[RECORDS FOR THIS TASK]:
****************************************
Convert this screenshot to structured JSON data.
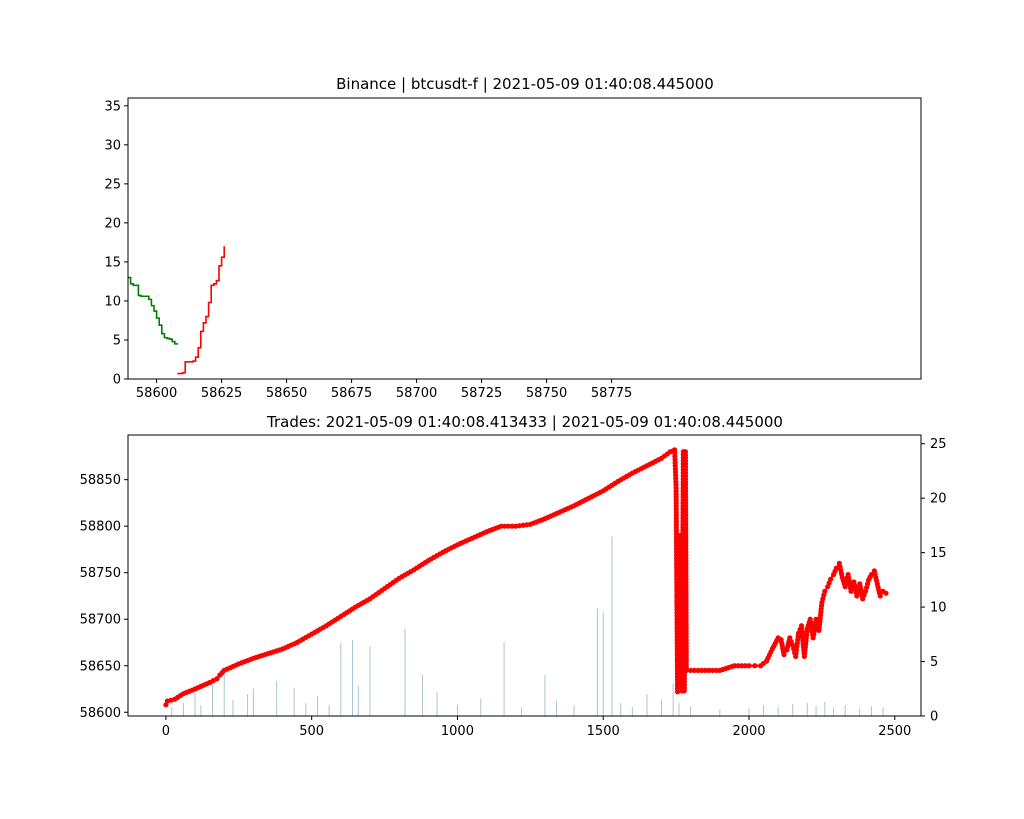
{
  "chart_data": [
    {
      "type": "line",
      "title": "Binance | btcusdt-f | 2021-05-09 01:40:08.445000",
      "xlim": [
        58589,
        58894
      ],
      "ylim": [
        0,
        36
      ],
      "xticks": [
        58600,
        58625,
        58650,
        58675,
        58700,
        58725,
        58750,
        58775
      ],
      "yticks": [
        0,
        5,
        10,
        15,
        20,
        25,
        30,
        35
      ],
      "grid": false,
      "series": [
        {
          "color": "#008000",
          "step": true,
          "x": [
            58589,
            58590,
            58591,
            58593,
            58594,
            58597,
            58598,
            58599,
            58600,
            58601,
            58602,
            58603,
            58604,
            58605,
            58606,
            58607,
            58608
          ],
          "y": [
            13.0,
            12.2,
            12.0,
            10.7,
            10.6,
            10.2,
            9.4,
            8.7,
            7.8,
            6.9,
            5.8,
            5.3,
            5.2,
            5.1,
            4.8,
            4.5,
            4.4
          ]
        },
        {
          "color": "#ff0000",
          "step": true,
          "x": [
            58608,
            58610,
            58611,
            58614,
            58615,
            58616,
            58617,
            58618,
            58619,
            58620,
            58621,
            58622,
            58623,
            58624,
            58625,
            58626
          ],
          "y": [
            0.7,
            0.8,
            2.2,
            2.3,
            2.8,
            4.0,
            6.1,
            7.2,
            8.0,
            9.8,
            12.0,
            12.2,
            12.6,
            14.5,
            15.6,
            17.0
          ]
        }
      ]
    },
    {
      "type": "line",
      "title": "Trades: 2021-05-09 01:40:08.413433 | 2021-05-09 01:40:08.445000",
      "xlim": [
        -130,
        2590
      ],
      "ylim_left": [
        58596,
        58898
      ],
      "ylim_right": [
        0,
        25.8
      ],
      "xticks": [
        0,
        500,
        1000,
        1500,
        2000,
        2500
      ],
      "yticks_left": [
        58600,
        58650,
        58700,
        58750,
        58800,
        58850
      ],
      "yticks_right": [
        0,
        5,
        10,
        15,
        20,
        25
      ],
      "grid": false,
      "price_series": {
        "color": "#ff0000",
        "marker": "dot",
        "axis": "left",
        "x": [
          0,
          5,
          30,
          60,
          100,
          150,
          175,
          185,
          200,
          250,
          300,
          350,
          400,
          450,
          500,
          550,
          600,
          650,
          700,
          750,
          800,
          850,
          900,
          950,
          1000,
          1050,
          1100,
          1150,
          1200,
          1250,
          1300,
          1350,
          1400,
          1450,
          1500,
          1550,
          1600,
          1650,
          1700,
          1730,
          1740,
          1745,
          1750,
          1755,
          1760,
          1765,
          1770,
          1775,
          1778,
          1782,
          1785,
          1800,
          1850,
          1900,
          1950,
          2000,
          2020,
          2040,
          2060,
          2080,
          2100,
          2110,
          2120,
          2130,
          2140,
          2150,
          2160,
          2170,
          2180,
          2190,
          2200,
          2210,
          2220,
          2230,
          2240,
          2250,
          2260,
          2270,
          2280,
          2290,
          2300,
          2310,
          2320,
          2330,
          2340,
          2350,
          2360,
          2370,
          2380,
          2390,
          2400,
          2410,
          2420,
          2430,
          2440,
          2450,
          2460,
          2470
        ],
        "y": [
          58608,
          58612,
          58614,
          58620,
          58625,
          58632,
          58636,
          58640,
          58645,
          58652,
          58658,
          58663,
          58668,
          58675,
          58684,
          58693,
          58703,
          58713,
          58722,
          58733,
          58744,
          58753,
          58763,
          58772,
          58780,
          58787,
          58794,
          58800,
          58800,
          58802,
          58808,
          58815,
          58822,
          58830,
          58838,
          58848,
          58857,
          58865,
          58873,
          58880,
          58881,
          58882,
          58841,
          58622,
          58790,
          58700,
          58623,
          58880,
          58623,
          58880,
          58645,
          58645,
          58645,
          58645,
          58650,
          58650,
          58650,
          58650,
          58655,
          58668,
          58680,
          58678,
          58662,
          58667,
          58680,
          58672,
          58660,
          58685,
          58693,
          58660,
          58690,
          58700,
          58680,
          58700,
          58688,
          58718,
          58730,
          58735,
          58743,
          58748,
          58755,
          58760,
          58745,
          58735,
          58748,
          58730,
          58740,
          58725,
          58738,
          58722,
          58730,
          58742,
          58748,
          58752,
          58738,
          58725,
          58730,
          58728
        ]
      },
      "volume_series": {
        "color": "#a8c6d6",
        "axis": "right",
        "x": [
          20,
          60,
          100,
          120,
          160,
          200,
          230,
          280,
          300,
          380,
          440,
          480,
          520,
          560,
          600,
          640,
          660,
          700,
          820,
          880,
          930,
          1000,
          1080,
          1160,
          1220,
          1300,
          1340,
          1400,
          1480,
          1500,
          1530,
          1560,
          1600,
          1650,
          1700,
          1740,
          1760,
          1800,
          1900,
          2000,
          2050,
          2100,
          2150,
          2200,
          2230,
          2260,
          2290,
          2330,
          2380,
          2420,
          2460
        ],
        "y": [
          0.8,
          1.2,
          2.1,
          1.0,
          3.0,
          4.0,
          1.5,
          2.0,
          2.5,
          3.2,
          2.6,
          1.2,
          1.8,
          1.0,
          6.7,
          7.0,
          2.8,
          6.4,
          8.0,
          3.8,
          2.2,
          1.0,
          1.6,
          6.8,
          0.8,
          3.8,
          1.4,
          1.0,
          9.9,
          9.5,
          16.5,
          1.2,
          0.8,
          2.0,
          1.5,
          3.0,
          1.2,
          0.9,
          0.6,
          0.7,
          1.0,
          0.8,
          1.1,
          1.2,
          0.9,
          1.3,
          0.8,
          1.0,
          0.7,
          0.9,
          0.8
        ]
      }
    }
  ]
}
****************************************
[EXERCISE DETAILS]: Without including the pictures, return each record above exactly as it stands.

[WRITTEN SOLUTION]:
Convert this screenshot to structured JSON data.
{
  "chart_data": [
    {
      "type": "line",
      "title": "Binance | btcusdt-f | 2021-05-09 01:40:08.445000",
      "xlim": [
        58589,
        58894
      ],
      "ylim": [
        0,
        36
      ],
      "xticks": [
        58600,
        58625,
        58650,
        58675,
        58700,
        58725,
        58750,
        58775
      ],
      "yticks": [
        0,
        5,
        10,
        15,
        20,
        25,
        30,
        35
      ],
      "grid": false,
      "series": [
        {
          "color": "#008000",
          "step": true,
          "x": [
            58589,
            58590,
            58591,
            58593,
            58594,
            58597,
            58598,
            58599,
            58600,
            58601,
            58602,
            58603,
            58604,
            58605,
            58606,
            58607,
            58608
          ],
          "y": [
            13.0,
            12.2,
            12.0,
            10.7,
            10.6,
            10.2,
            9.4,
            8.7,
            7.8,
            6.9,
            5.8,
            5.3,
            5.2,
            5.1,
            4.8,
            4.5,
            4.4
          ]
        },
        {
          "color": "#ff0000",
          "step": true,
          "x": [
            58608,
            58610,
            58611,
            58614,
            58615,
            58616,
            58617,
            58618,
            58619,
            58620,
            58621,
            58622,
            58623,
            58624,
            58625,
            58626
          ],
          "y": [
            0.7,
            0.8,
            2.2,
            2.3,
            2.8,
            4.0,
            6.1,
            7.2,
            8.0,
            9.8,
            12.0,
            12.2,
            12.6,
            14.5,
            15.6,
            17.0
          ]
        }
      ]
    },
    {
      "type": "line",
      "title": "Trades: 2021-05-09 01:40:08.413433 | 2021-05-09 01:40:08.445000",
      "xlim": [
        -130,
        2590
      ],
      "ylim_left": [
        58596,
        58898
      ],
      "ylim_right": [
        0,
        25.8
      ],
      "xticks": [
        0,
        500,
        1000,
        1500,
        2000,
        2500
      ],
      "yticks_left": [
        58600,
        58650,
        58700,
        58750,
        58800,
        58850
      ],
      "yticks_right": [
        0,
        5,
        10,
        15,
        20,
        25
      ],
      "grid": false,
      "price_series": {
        "color": "#ff0000",
        "marker": "dot",
        "axis": "left",
        "x": [
          0,
          5,
          30,
          60,
          100,
          150,
          175,
          185,
          200,
          250,
          300,
          350,
          400,
          450,
          500,
          550,
          600,
          650,
          700,
          750,
          800,
          850,
          900,
          950,
          1000,
          1050,
          1100,
          1150,
          1200,
          1250,
          1300,
          1350,
          1400,
          1450,
          1500,
          1550,
          1600,
          1650,
          1700,
          1730,
          1740,
          1745,
          1750,
          1755,
          1760,
          1765,
          1770,
          1775,
          1778,
          1782,
          1785,
          1800,
          1850,
          1900,
          1950,
          2000,
          2020,
          2040,
          2060,
          2080,
          2100,
          2110,
          2120,
          2130,
          2140,
          2150,
          2160,
          2170,
          2180,
          2190,
          2200,
          2210,
          2220,
          2230,
          2240,
          2250,
          2260,
          2270,
          2280,
          2290,
          2300,
          2310,
          2320,
          2330,
          2340,
          2350,
          2360,
          2370,
          2380,
          2390,
          2400,
          2410,
          2420,
          2430,
          2440,
          2450,
          2460,
          2470
        ],
        "y": [
          58608,
          58612,
          58614,
          58620,
          58625,
          58632,
          58636,
          58640,
          58645,
          58652,
          58658,
          58663,
          58668,
          58675,
          58684,
          58693,
          58703,
          58713,
          58722,
          58733,
          58744,
          58753,
          58763,
          58772,
          58780,
          58787,
          58794,
          58800,
          58800,
          58802,
          58808,
          58815,
          58822,
          58830,
          58838,
          58848,
          58857,
          58865,
          58873,
          58880,
          58881,
          58882,
          58841,
          58622,
          58790,
          58700,
          58623,
          58880,
          58623,
          58880,
          58645,
          58645,
          58645,
          58645,
          58650,
          58650,
          58650,
          58650,
          58655,
          58668,
          58680,
          58678,
          58662,
          58667,
          58680,
          58672,
          58660,
          58685,
          58693,
          58660,
          58690,
          58700,
          58680,
          58700,
          58688,
          58718,
          58730,
          58735,
          58743,
          58748,
          58755,
          58760,
          58745,
          58735,
          58748,
          58730,
          58740,
          58725,
          58738,
          58722,
          58730,
          58742,
          58748,
          58752,
          58738,
          58725,
          58730,
          58728
        ]
      },
      "volume_series": {
        "color": "#a8c6d6",
        "axis": "right",
        "x": [
          20,
          60,
          100,
          120,
          160,
          200,
          230,
          280,
          300,
          380,
          440,
          480,
          520,
          560,
          600,
          640,
          660,
          700,
          820,
          880,
          930,
          1000,
          1080,
          1160,
          1220,
          1300,
          1340,
          1400,
          1480,
          1500,
          1530,
          1560,
          1600,
          1650,
          1700,
          1740,
          1760,
          1800,
          1900,
          2000,
          2050,
          2100,
          2150,
          2200,
          2230,
          2260,
          2290,
          2330,
          2380,
          2420,
          2460
        ],
        "y": [
          0.8,
          1.2,
          2.1,
          1.0,
          3.0,
          4.0,
          1.5,
          2.0,
          2.5,
          3.2,
          2.6,
          1.2,
          1.8,
          1.0,
          6.7,
          7.0,
          2.8,
          6.4,
          8.0,
          3.8,
          2.2,
          1.0,
          1.6,
          6.8,
          0.8,
          3.8,
          1.4,
          1.0,
          9.9,
          9.5,
          16.5,
          1.2,
          0.8,
          2.0,
          1.5,
          3.0,
          1.2,
          0.9,
          0.6,
          0.7,
          1.0,
          0.8,
          1.1,
          1.2,
          0.9,
          1.3,
          0.8,
          1.0,
          0.7,
          0.9,
          0.8
        ]
      }
    }
  ]
}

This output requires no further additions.